Output all the entries word for word. Omit the pictures.

**RECORDS TO PROCESS:**
******

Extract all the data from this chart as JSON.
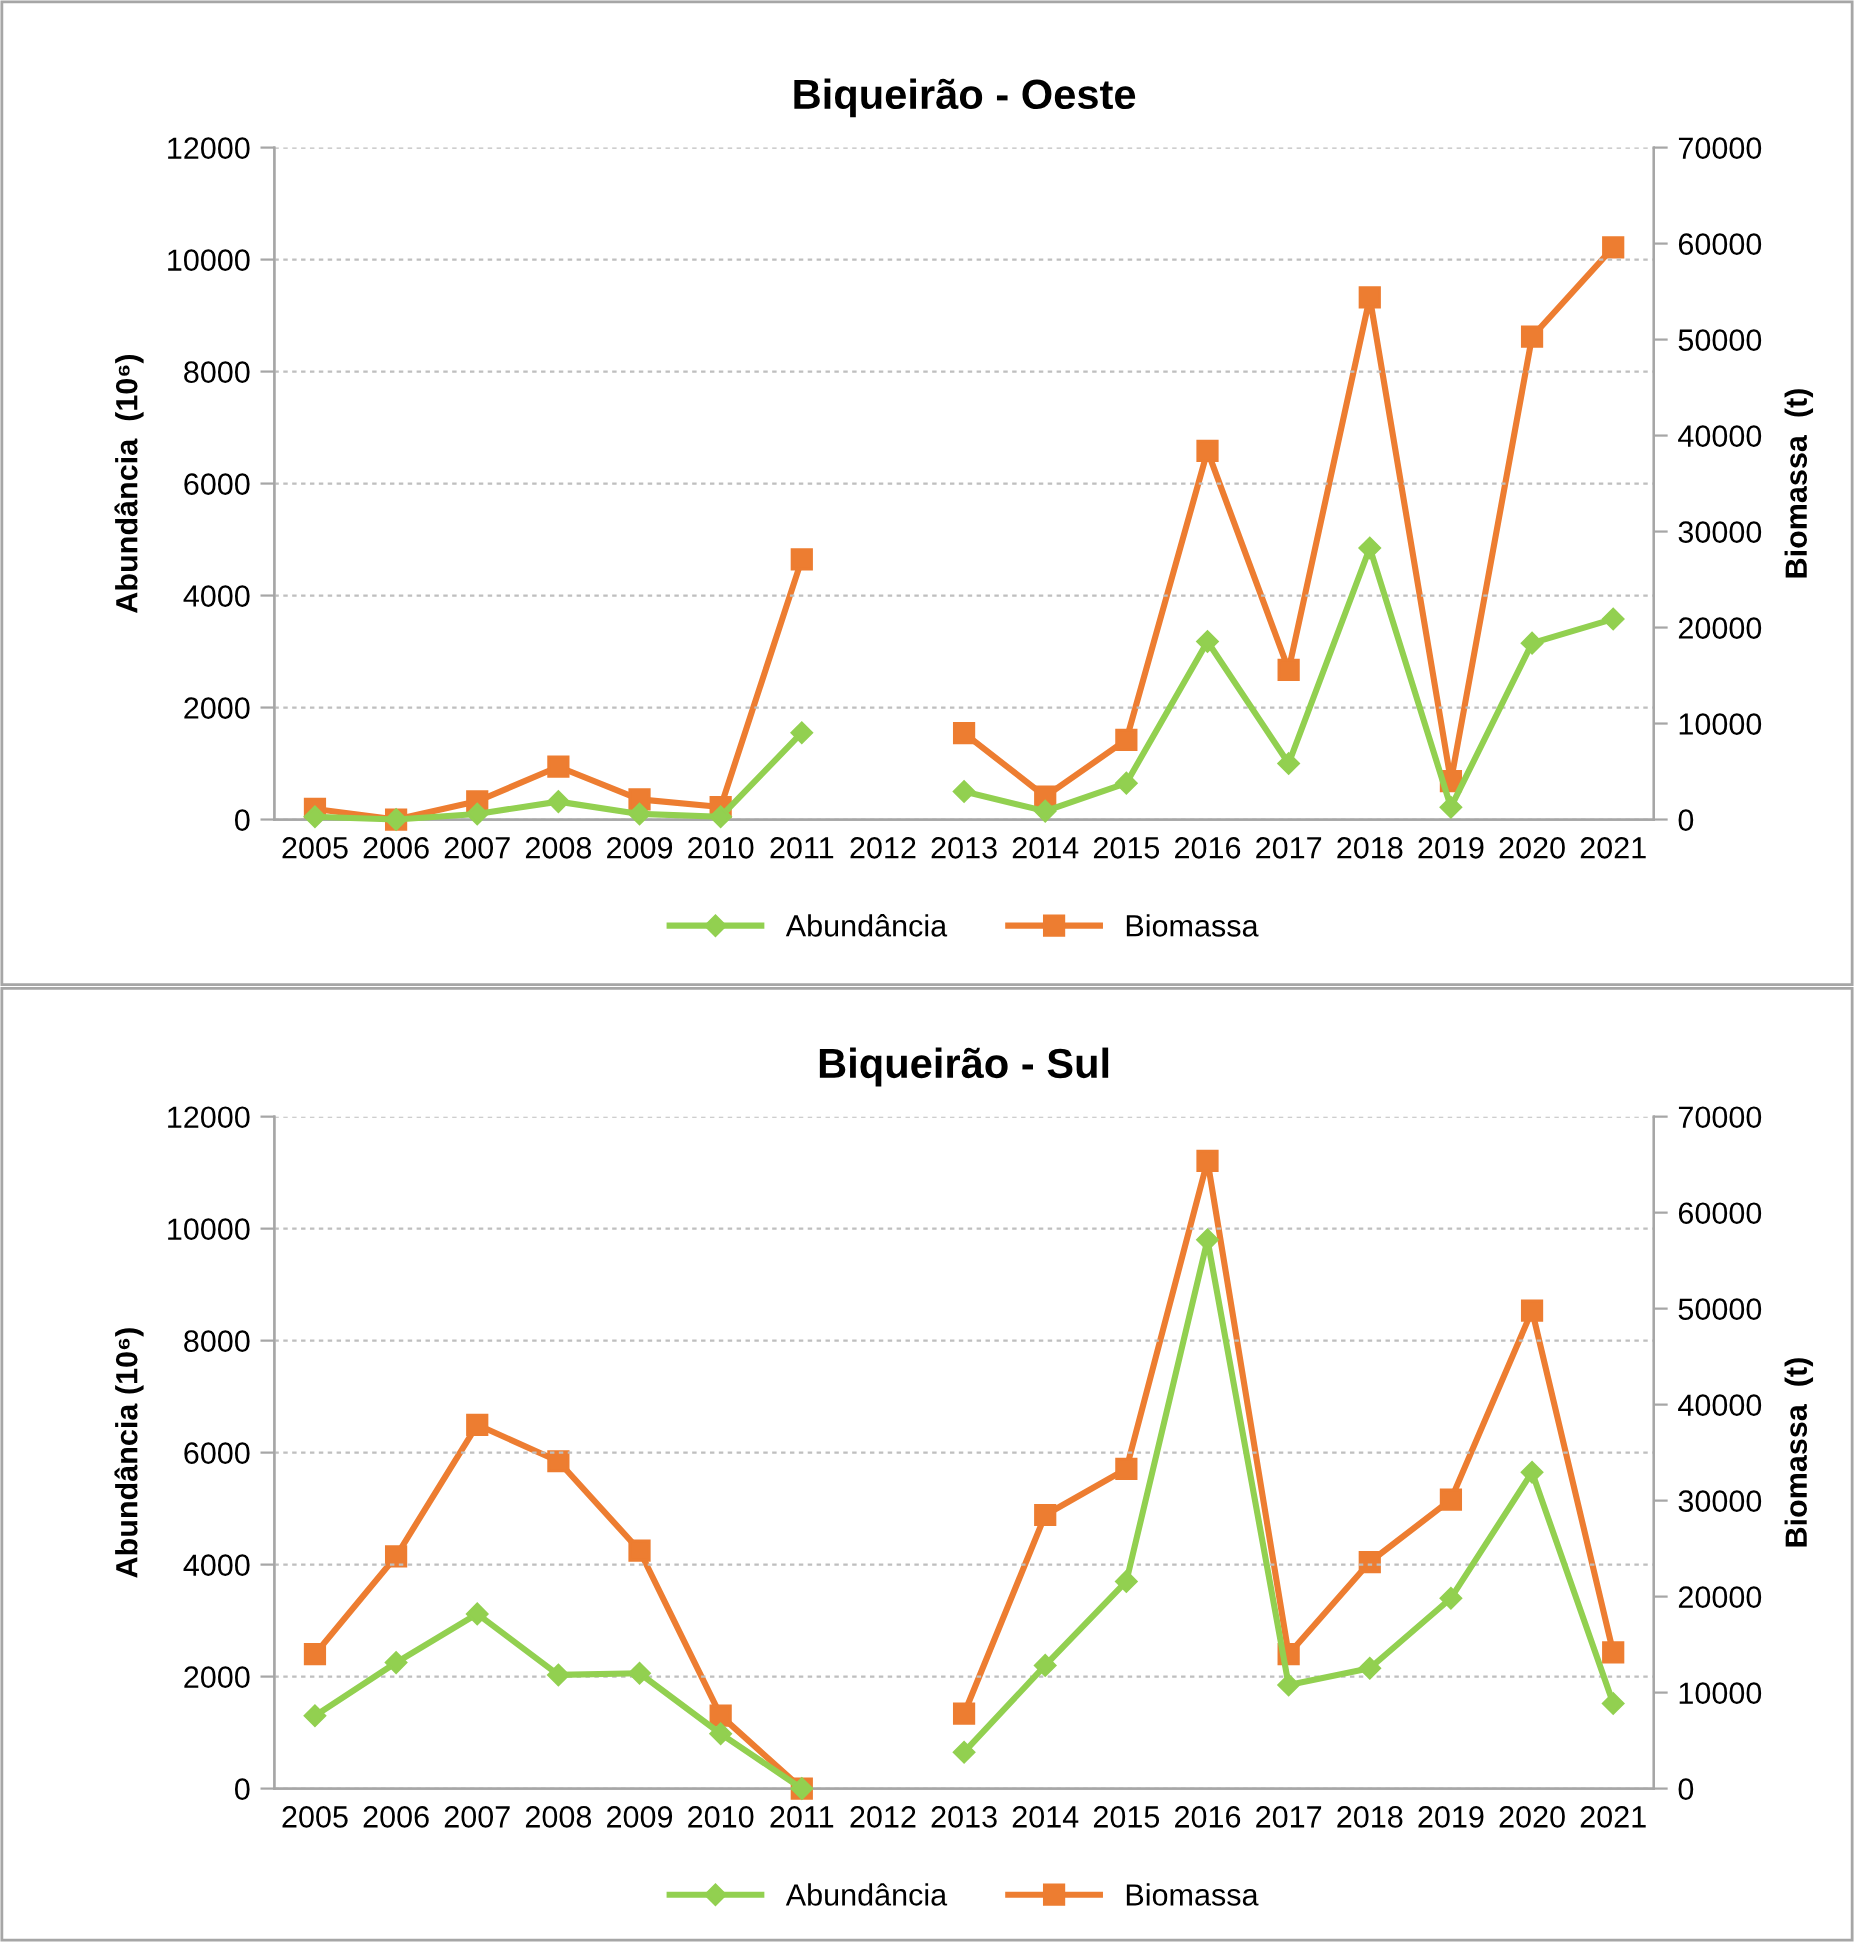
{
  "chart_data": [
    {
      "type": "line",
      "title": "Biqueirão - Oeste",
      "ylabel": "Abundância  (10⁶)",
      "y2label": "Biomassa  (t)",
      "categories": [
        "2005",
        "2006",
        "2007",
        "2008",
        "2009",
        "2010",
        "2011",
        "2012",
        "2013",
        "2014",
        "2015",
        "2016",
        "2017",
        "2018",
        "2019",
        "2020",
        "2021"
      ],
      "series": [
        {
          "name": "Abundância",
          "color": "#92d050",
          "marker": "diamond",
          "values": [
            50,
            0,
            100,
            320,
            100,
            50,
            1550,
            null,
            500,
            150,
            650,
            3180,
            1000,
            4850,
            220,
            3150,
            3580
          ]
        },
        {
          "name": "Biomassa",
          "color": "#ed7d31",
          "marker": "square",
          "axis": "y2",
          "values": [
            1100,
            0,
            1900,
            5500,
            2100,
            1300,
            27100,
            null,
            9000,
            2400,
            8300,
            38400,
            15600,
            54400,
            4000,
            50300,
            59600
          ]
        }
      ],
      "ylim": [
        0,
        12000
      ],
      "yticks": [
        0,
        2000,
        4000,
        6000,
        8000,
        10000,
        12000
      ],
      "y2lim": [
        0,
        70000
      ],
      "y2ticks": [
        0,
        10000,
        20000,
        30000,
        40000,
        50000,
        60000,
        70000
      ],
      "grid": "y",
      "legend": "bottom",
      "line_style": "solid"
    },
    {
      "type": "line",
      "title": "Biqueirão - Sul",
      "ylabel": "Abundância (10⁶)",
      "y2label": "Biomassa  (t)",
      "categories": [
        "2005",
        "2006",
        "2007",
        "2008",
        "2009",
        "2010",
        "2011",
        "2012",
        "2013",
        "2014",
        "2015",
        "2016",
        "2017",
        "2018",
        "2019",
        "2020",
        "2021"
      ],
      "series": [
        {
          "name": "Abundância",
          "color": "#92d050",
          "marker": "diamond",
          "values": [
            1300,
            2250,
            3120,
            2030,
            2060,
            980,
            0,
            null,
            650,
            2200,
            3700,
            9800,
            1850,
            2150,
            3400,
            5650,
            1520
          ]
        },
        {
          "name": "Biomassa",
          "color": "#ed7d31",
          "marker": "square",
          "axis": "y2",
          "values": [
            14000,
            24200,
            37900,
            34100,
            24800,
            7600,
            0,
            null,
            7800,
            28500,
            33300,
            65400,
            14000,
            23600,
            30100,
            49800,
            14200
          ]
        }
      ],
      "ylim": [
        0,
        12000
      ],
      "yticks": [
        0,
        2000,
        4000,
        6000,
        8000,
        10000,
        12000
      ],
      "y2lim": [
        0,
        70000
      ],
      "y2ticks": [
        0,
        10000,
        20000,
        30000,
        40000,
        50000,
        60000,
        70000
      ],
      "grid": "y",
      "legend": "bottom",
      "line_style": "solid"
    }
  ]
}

******

**SOLUTION TO THIS EXERCISE:**
Extract all the data from this chart as JSON.
{
  "chart_data": [
    {
      "type": "line",
      "title": "Biqueirão - Oeste",
      "ylabel": "Abundância  (10⁶)",
      "y2label": "Biomassa  (t)",
      "categories": [
        "2005",
        "2006",
        "2007",
        "2008",
        "2009",
        "2010",
        "2011",
        "2012",
        "2013",
        "2014",
        "2015",
        "2016",
        "2017",
        "2018",
        "2019",
        "2020",
        "2021"
      ],
      "series": [
        {
          "name": "Abundância",
          "color": "#92d050",
          "marker": "diamond",
          "values": [
            50,
            0,
            100,
            320,
            100,
            50,
            1550,
            null,
            500,
            150,
            650,
            3180,
            1000,
            4850,
            220,
            3150,
            3580
          ]
        },
        {
          "name": "Biomassa",
          "color": "#ed7d31",
          "marker": "square",
          "axis": "y2",
          "values": [
            1100,
            0,
            1900,
            5500,
            2100,
            1300,
            27100,
            null,
            9000,
            2400,
            8300,
            38400,
            15600,
            54400,
            4000,
            50300,
            59600
          ]
        }
      ],
      "ylim": [
        0,
        12000
      ],
      "yticks": [
        0,
        2000,
        4000,
        6000,
        8000,
        10000,
        12000
      ],
      "y2lim": [
        0,
        70000
      ],
      "y2ticks": [
        0,
        10000,
        20000,
        30000,
        40000,
        50000,
        60000,
        70000
      ],
      "grid": "y",
      "legend": "bottom",
      "line_style": "solid"
    },
    {
      "type": "line",
      "title": "Biqueirão - Sul",
      "ylabel": "Abundância (10⁶)",
      "y2label": "Biomassa  (t)",
      "categories": [
        "2005",
        "2006",
        "2007",
        "2008",
        "2009",
        "2010",
        "2011",
        "2012",
        "2013",
        "2014",
        "2015",
        "2016",
        "2017",
        "2018",
        "2019",
        "2020",
        "2021"
      ],
      "series": [
        {
          "name": "Abundância",
          "color": "#92d050",
          "marker": "diamond",
          "values": [
            1300,
            2250,
            3120,
            2030,
            2060,
            980,
            0,
            null,
            650,
            2200,
            3700,
            9800,
            1850,
            2150,
            3400,
            5650,
            1520
          ]
        },
        {
          "name": "Biomassa",
          "color": "#ed7d31",
          "marker": "square",
          "axis": "y2",
          "values": [
            14000,
            24200,
            37900,
            34100,
            24800,
            7600,
            0,
            null,
            7800,
            28500,
            33300,
            65400,
            14000,
            23600,
            30100,
            49800,
            14200
          ]
        }
      ],
      "ylim": [
        0,
        12000
      ],
      "yticks": [
        0,
        2000,
        4000,
        6000,
        8000,
        10000,
        12000
      ],
      "y2lim": [
        0,
        70000
      ],
      "y2ticks": [
        0,
        10000,
        20000,
        30000,
        40000,
        50000,
        60000,
        70000
      ],
      "grid": "y",
      "legend": "bottom",
      "line_style": "solid"
    }
  ]
}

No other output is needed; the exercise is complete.